[Stored data entries]
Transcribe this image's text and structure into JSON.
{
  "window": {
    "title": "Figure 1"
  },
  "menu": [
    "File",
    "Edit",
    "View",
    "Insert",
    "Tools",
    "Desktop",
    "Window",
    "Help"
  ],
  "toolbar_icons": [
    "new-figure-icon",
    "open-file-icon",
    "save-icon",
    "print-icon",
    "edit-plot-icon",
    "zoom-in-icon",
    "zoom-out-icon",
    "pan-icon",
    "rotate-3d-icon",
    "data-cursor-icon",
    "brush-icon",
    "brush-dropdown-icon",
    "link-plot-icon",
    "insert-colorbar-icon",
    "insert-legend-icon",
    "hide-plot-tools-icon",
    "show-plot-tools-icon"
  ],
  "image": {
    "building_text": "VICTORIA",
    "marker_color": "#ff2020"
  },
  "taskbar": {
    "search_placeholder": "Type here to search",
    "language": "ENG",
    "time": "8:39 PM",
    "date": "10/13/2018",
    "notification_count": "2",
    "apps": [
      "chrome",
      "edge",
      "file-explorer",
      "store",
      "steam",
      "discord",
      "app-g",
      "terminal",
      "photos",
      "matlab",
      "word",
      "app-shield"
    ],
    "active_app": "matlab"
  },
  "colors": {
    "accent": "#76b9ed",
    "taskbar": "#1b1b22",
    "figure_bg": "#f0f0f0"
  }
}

» **WHAT YOU HAVE TO DO**
Using the data above, copy each line that contains "plot".

» **TASK ANSWER**
    "edit-plot-icon",
    "link-plot-icon",
    "hide-plot-tools-icon",
    "show-plot-tools-icon"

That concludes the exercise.